Return all the data, word for word.

==== SOURCE MATERIAL ====

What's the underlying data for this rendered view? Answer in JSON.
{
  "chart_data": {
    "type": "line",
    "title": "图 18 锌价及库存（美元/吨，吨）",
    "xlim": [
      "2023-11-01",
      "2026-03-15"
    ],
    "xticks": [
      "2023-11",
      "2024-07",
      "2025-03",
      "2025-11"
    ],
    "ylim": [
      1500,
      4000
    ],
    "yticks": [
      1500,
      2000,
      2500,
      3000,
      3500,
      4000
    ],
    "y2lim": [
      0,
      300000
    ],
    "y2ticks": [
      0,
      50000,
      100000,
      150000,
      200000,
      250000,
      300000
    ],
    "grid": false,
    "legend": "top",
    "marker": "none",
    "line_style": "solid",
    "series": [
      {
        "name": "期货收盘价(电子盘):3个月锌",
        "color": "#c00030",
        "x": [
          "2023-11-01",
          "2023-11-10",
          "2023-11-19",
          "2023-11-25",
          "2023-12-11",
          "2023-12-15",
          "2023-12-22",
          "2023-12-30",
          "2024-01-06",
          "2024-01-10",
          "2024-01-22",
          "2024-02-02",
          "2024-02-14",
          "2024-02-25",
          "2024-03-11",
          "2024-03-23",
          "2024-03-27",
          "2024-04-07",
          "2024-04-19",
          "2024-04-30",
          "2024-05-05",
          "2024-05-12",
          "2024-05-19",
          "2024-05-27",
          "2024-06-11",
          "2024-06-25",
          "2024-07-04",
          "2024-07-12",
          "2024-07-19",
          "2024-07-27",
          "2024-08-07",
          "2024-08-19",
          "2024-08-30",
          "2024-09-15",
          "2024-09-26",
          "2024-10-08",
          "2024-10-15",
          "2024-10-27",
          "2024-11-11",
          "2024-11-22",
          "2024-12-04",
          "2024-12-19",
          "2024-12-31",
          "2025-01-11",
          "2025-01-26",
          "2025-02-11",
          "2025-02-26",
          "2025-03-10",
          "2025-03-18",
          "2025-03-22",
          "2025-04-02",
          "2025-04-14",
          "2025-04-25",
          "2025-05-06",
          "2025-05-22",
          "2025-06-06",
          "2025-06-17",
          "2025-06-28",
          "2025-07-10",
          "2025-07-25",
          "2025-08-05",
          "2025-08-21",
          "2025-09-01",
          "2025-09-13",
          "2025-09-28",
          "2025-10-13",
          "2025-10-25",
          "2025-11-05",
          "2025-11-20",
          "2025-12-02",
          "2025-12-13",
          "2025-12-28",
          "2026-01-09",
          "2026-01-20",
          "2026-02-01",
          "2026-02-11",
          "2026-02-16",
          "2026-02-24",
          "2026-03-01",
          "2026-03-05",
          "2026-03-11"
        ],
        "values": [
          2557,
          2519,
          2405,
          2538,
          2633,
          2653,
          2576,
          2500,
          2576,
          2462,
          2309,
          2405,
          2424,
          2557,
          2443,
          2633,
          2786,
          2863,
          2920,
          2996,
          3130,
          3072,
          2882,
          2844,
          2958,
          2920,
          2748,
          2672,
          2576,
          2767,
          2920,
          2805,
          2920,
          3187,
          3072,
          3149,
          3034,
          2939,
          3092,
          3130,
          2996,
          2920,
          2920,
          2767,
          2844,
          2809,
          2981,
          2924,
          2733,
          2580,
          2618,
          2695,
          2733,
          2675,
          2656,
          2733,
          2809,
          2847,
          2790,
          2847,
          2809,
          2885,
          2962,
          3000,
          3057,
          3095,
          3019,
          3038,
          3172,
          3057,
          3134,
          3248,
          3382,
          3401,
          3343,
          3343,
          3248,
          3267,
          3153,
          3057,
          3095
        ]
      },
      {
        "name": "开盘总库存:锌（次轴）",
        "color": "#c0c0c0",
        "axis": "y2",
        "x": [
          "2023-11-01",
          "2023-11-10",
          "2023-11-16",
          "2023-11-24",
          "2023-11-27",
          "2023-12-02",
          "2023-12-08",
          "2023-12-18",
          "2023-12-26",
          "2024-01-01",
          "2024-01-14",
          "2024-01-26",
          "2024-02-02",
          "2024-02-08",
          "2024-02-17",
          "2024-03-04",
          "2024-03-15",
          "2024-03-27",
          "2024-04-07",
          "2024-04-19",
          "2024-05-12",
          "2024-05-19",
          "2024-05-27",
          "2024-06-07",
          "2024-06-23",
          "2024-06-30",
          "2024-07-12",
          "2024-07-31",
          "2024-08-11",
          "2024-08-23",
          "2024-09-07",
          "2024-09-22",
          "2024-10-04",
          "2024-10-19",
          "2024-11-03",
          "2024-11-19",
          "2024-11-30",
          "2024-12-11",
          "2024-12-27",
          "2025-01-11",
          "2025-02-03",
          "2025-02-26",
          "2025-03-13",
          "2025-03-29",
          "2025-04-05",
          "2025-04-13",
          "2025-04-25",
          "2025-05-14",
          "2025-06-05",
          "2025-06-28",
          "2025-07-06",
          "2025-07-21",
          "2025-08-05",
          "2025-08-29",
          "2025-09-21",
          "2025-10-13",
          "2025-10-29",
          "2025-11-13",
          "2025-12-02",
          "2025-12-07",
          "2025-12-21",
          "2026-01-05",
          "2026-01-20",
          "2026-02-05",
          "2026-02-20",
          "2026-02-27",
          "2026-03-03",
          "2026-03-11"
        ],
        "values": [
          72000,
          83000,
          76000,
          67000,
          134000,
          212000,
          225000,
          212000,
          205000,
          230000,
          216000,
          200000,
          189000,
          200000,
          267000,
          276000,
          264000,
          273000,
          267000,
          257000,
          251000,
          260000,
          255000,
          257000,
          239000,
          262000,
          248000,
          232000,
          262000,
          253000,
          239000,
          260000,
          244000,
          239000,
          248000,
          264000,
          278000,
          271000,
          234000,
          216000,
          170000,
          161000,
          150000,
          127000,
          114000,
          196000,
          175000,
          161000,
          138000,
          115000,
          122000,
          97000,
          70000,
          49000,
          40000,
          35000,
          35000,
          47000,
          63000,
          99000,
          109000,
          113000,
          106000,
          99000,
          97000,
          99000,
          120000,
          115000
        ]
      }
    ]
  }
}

====

> [EXERCISE RESPONSE]:
What's the underlying data for this rendered view? Answer in JSON.
{
  "chart_data": {
    "type": "line",
    "title": "图 18 锌价及库存（美元/吨，吨）",
    "xlim": [
      "2023-11-01",
      "2026-03-15"
    ],
    "xticks": [
      "2023-11",
      "2024-07",
      "2025-03",
      "2025-11"
    ],
    "ylim": [
      1500,
      4000
    ],
    "yticks": [
      1500,
      2000,
      2500,
      3000,
      3500,
      4000
    ],
    "y2lim": [
      0,
      300000
    ],
    "y2ticks": [
      0,
      50000,
      100000,
      150000,
      200000,
      250000,
      300000
    ],
    "grid": false,
    "legend": "top",
    "marker": "none",
    "line_style": "solid",
    "series": [
      {
        "name": "期货收盘价(电子盘):3个月锌",
        "color": "#c00030",
        "x": [
          "2023-11-01",
          "2023-11-10",
          "2023-11-19",
          "2023-11-25",
          "2023-12-11",
          "2023-12-15",
          "2023-12-22",
          "2023-12-30",
          "2024-01-06",
          "2024-01-10",
          "2024-01-22",
          "2024-02-02",
          "2024-02-14",
          "2024-02-25",
          "2024-03-11",
          "2024-03-23",
          "2024-03-27",
          "2024-04-07",
          "2024-04-19",
          "2024-04-30",
          "2024-05-05",
          "2024-05-12",
          "2024-05-19",
          "2024-05-27",
          "2024-06-11",
          "2024-06-25",
          "2024-07-04",
          "2024-07-12",
          "2024-07-19",
          "2024-07-27",
          "2024-08-07",
          "2024-08-19",
          "2024-08-30",
          "2024-09-15",
          "2024-09-26",
          "2024-10-08",
          "2024-10-15",
          "2024-10-27",
          "2024-11-11",
          "2024-11-22",
          "2024-12-04",
          "2024-12-19",
          "2024-12-31",
          "2025-01-11",
          "2025-01-26",
          "2025-02-11",
          "2025-02-26",
          "2025-03-10",
          "2025-03-18",
          "2025-03-22",
          "2025-04-02",
          "2025-04-14",
          "2025-04-25",
          "2025-05-06",
          "2025-05-22",
          "2025-06-06",
          "2025-06-17",
          "2025-06-28",
          "2025-07-10",
          "2025-07-25",
          "2025-08-05",
          "2025-08-21",
          "2025-09-01",
          "2025-09-13",
          "2025-09-28",
          "2025-10-13",
          "2025-10-25",
          "2025-11-05",
          "2025-11-20",
          "2025-12-02",
          "2025-12-13",
          "2025-12-28",
          "2026-01-09",
          "2026-01-20",
          "2026-02-01",
          "2026-02-11",
          "2026-02-16",
          "2026-02-24",
          "2026-03-01",
          "2026-03-05",
          "2026-03-11"
        ],
        "values": [
          2557,
          2519,
          2405,
          2538,
          2633,
          2653,
          2576,
          2500,
          2576,
          2462,
          2309,
          2405,
          2424,
          2557,
          2443,
          2633,
          2786,
          2863,
          2920,
          2996,
          3130,
          3072,
          2882,
          2844,
          2958,
          2920,
          2748,
          2672,
          2576,
          2767,
          2920,
          2805,
          2920,
          3187,
          3072,
          3149,
          3034,
          2939,
          3092,
          3130,
          2996,
          2920,
          2920,
          2767,
          2844,
          2809,
          2981,
          2924,
          2733,
          2580,
          2618,
          2695,
          2733,
          2675,
          2656,
          2733,
          2809,
          2847,
          2790,
          2847,
          2809,
          2885,
          2962,
          3000,
          3057,
          3095,
          3019,
          3038,
          3172,
          3057,
          3134,
          3248,
          3382,
          3401,
          3343,
          3343,
          3248,
          3267,
          3153,
          3057,
          3095
        ]
      },
      {
        "name": "开盘总库存:锌（次轴）",
        "color": "#c0c0c0",
        "axis": "y2",
        "x": [
          "2023-11-01",
          "2023-11-10",
          "2023-11-16",
          "2023-11-24",
          "2023-11-27",
          "2023-12-02",
          "2023-12-08",
          "2023-12-18",
          "2023-12-26",
          "2024-01-01",
          "2024-01-14",
          "2024-01-26",
          "2024-02-02",
          "2024-02-08",
          "2024-02-17",
          "2024-03-04",
          "2024-03-15",
          "2024-03-27",
          "2024-04-07",
          "2024-04-19",
          "2024-05-12",
          "2024-05-19",
          "2024-05-27",
          "2024-06-07",
          "2024-06-23",
          "2024-06-30",
          "2024-07-12",
          "2024-07-31",
          "2024-08-11",
          "2024-08-23",
          "2024-09-07",
          "2024-09-22",
          "2024-10-04",
          "2024-10-19",
          "2024-11-03",
          "2024-11-19",
          "2024-11-30",
          "2024-12-11",
          "2024-12-27",
          "2025-01-11",
          "2025-02-03",
          "2025-02-26",
          "2025-03-13",
          "2025-03-29",
          "2025-04-05",
          "2025-04-13",
          "2025-04-25",
          "2025-05-14",
          "2025-06-05",
          "2025-06-28",
          "2025-07-06",
          "2025-07-21",
          "2025-08-05",
          "2025-08-29",
          "2025-09-21",
          "2025-10-13",
          "2025-10-29",
          "2025-11-13",
          "2025-12-02",
          "2025-12-07",
          "2025-12-21",
          "2026-01-05",
          "2026-01-20",
          "2026-02-05",
          "2026-02-20",
          "2026-02-27",
          "2026-03-03",
          "2026-03-11"
        ],
        "values": [
          72000,
          83000,
          76000,
          67000,
          134000,
          212000,
          225000,
          212000,
          205000,
          230000,
          216000,
          200000,
          189000,
          200000,
          267000,
          276000,
          264000,
          273000,
          267000,
          257000,
          251000,
          260000,
          255000,
          257000,
          239000,
          262000,
          248000,
          232000,
          262000,
          253000,
          239000,
          260000,
          244000,
          239000,
          248000,
          264000,
          278000,
          271000,
          234000,
          216000,
          170000,
          161000,
          150000,
          127000,
          114000,
          196000,
          175000,
          161000,
          138000,
          115000,
          122000,
          97000,
          70000,
          49000,
          40000,
          35000,
          35000,
          47000,
          63000,
          99000,
          109000,
          113000,
          106000,
          99000,
          97000,
          99000,
          120000,
          115000
        ]
      }
    ]
  }
}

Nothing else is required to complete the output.